**Problem:** Go through the listing and write out all of it exactly.

**Task inputs:**
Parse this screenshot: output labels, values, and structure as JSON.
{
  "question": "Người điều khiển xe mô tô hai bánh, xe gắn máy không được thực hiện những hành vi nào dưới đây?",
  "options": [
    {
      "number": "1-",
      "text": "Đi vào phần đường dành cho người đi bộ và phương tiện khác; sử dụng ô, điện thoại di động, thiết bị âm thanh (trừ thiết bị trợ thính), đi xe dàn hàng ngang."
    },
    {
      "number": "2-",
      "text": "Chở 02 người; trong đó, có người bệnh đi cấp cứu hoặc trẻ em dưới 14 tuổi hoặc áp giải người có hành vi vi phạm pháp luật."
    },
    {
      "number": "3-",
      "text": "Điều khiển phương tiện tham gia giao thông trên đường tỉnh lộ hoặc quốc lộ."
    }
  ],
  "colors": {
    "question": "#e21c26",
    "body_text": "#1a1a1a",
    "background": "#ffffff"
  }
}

**Task output:**
Parse this screenshot: output labels, values, and structure as JSON.
{
  "question": "Người điều khiển xe mô tô hai bánh, xe gắn máy không được thực hiện những hành vi nào dưới đây?",
  "options": [
    {
      "number": "1-",
      "text": "Đi vào phần đường dành cho người đi bộ và phương tiện khác; sử dụng ô, điện thoại di động, thiết bị âm thanh (trừ thiết bị trợ thính), đi xe dàn hàng ngang."
    },
    {
      "number": "2-",
      "text": "Chở 02 người; trong đó, có người bệnh đi cấp cứu hoặc trẻ em dưới 14 tuổi hoặc áp giải người có hành vi vi phạm pháp luật."
    },
    {
      "number": "3-",
      "text": "Điều khiển phương tiện tham gia giao thông trên đường tỉnh lộ hoặc quốc lộ."
    }
  ],
  "colors": {
    "question": "#e21c26",
    "body_text": "#1a1a1a",
    "background": "#ffffff"
  }
}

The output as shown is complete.